YOUR GOAL → Repeat the whole of the data, keeping every detail the same.

[Lines of data]
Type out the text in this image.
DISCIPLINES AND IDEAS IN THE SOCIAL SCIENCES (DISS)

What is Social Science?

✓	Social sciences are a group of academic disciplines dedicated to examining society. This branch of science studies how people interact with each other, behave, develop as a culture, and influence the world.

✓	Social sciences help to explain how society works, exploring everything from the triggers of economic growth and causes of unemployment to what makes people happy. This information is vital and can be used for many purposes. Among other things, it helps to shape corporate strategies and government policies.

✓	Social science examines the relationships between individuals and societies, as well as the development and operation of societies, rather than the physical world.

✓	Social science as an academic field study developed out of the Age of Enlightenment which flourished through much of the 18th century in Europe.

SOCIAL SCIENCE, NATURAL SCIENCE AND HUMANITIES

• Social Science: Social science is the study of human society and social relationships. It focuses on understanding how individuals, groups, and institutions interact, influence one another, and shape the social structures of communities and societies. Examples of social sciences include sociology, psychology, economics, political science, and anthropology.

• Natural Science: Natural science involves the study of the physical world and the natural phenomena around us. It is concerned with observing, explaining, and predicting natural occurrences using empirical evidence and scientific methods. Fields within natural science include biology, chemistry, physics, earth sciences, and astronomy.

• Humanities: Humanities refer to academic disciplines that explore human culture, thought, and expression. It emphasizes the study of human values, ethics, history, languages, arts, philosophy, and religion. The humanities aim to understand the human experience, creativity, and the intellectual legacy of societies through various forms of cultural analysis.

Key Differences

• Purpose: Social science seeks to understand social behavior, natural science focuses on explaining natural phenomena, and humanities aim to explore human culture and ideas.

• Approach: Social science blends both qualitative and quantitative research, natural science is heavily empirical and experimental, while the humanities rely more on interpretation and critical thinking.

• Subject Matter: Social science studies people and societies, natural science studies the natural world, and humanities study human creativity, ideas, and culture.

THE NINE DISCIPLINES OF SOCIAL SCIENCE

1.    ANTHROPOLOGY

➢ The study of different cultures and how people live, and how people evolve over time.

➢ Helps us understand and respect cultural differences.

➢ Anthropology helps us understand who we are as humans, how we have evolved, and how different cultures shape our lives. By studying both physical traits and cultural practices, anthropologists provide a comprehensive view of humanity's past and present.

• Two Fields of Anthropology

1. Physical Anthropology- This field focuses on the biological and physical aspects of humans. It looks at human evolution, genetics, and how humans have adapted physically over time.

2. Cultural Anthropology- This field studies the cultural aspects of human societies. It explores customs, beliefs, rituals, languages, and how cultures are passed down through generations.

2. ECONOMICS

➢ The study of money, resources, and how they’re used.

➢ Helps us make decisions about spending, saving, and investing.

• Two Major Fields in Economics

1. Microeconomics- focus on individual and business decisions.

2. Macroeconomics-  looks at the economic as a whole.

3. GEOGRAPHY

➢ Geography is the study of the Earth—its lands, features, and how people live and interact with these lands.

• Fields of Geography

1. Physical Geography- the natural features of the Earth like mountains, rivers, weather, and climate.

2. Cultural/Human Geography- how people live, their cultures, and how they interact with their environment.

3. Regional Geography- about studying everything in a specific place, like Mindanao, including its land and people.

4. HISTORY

ANSWER BELOW →
Type out the text in this image.
DISCIPLINES AND IDEAS IN THE SOCIAL SCIENCES (DISS)

What is Social Science?

✓	Social sciences are a group of academic disciplines dedicated to examining society. This branch of science studies how people interact with each other, behave, develop as a culture, and influence the world.

✓	Social sciences help to explain how society works, exploring everything from the triggers of economic growth and causes of unemployment to what makes people happy. This information is vital and can be used for many purposes. Among other things, it helps to shape corporate strategies and government policies.

✓	Social science examines the relationships between individuals and societies, as well as the development and operation of societies, rather than the physical world.

✓	Social science as an academic field study developed out of the Age of Enlightenment which flourished through much of the 18th century in Europe.

SOCIAL SCIENCE, NATURAL SCIENCE AND HUMANITIES

• Social Science: Social science is the study of human society and social relationships. It focuses on understanding how individuals, groups, and institutions interact, influence one another, and shape the social structures of communities and societies. Examples of social sciences include sociology, psychology, economics, political science, and anthropology.

• Natural Science: Natural science involves the study of the physical world and the natural phenomena around us. It is concerned with observing, explaining, and predicting natural occurrences using empirical evidence and scientific methods. Fields within natural science include biology, chemistry, physics, earth sciences, and astronomy.

• Humanities: Humanities refer to academic disciplines that explore human culture, thought, and expression. It emphasizes the study of human values, ethics, history, languages, arts, philosophy, and religion. The humanities aim to understand the human experience, creativity, and the intellectual legacy of societies through various forms of cultural analysis.

Key Differences

• Purpose: Social science seeks to understand social behavior, natural science focuses on explaining natural phenomena, and humanities aim to explore human culture and ideas.

• Approach: Social science blends both qualitative and quantitative research, natural science is heavily empirical and experimental, while the humanities rely more on interpretation and critical thinking.

• Subject Matter: Social science studies people and societies, natural science studies the natural world, and humanities study human creativity, ideas, and culture.

THE NINE DISCIPLINES OF SOCIAL SCIENCE

1.    ANTHROPOLOGY

➢ The study of different cultures and how people live, and how people evolve over time.

➢ Helps us understand and respect cultural differences.

➢ Anthropology helps us understand who we are as humans, how we have evolved, and how different cultures shape our lives. By studying both physical traits and cultural practices, anthropologists provide a comprehensive view of humanity's past and present.

• Two Fields of Anthropology

1. Physical Anthropology- This field focuses on the biological and physical aspects of humans. It looks at human evolution, genetics, and how humans have adapted physically over time.

2. Cultural Anthropology- This field studies the cultural aspects of human societies. It explores customs, beliefs, rituals, languages, and how cultures are passed down through generations.

2. ECONOMICS

➢ The study of money, resources, and how they’re used.

➢ Helps us make decisions about spending, saving, and investing.

• Two Major Fields in Economics

1. Microeconomics- focus on individual and business decisions.

2. Macroeconomics-  looks at the economic as a whole.

3. GEOGRAPHY

➢ Geography is the study of the Earth—its lands, features, and how people live and interact with these lands.

• Fields of Geography

1. Physical Geography- the natural features of the Earth like mountains, rivers, weather, and climate.

2. Cultural/Human Geography- how people live, their cultures, and how they interact with their environment.

3. Regional Geography- about studying everything in a specific place, like Mindanao, including its land and people.

4. HISTORY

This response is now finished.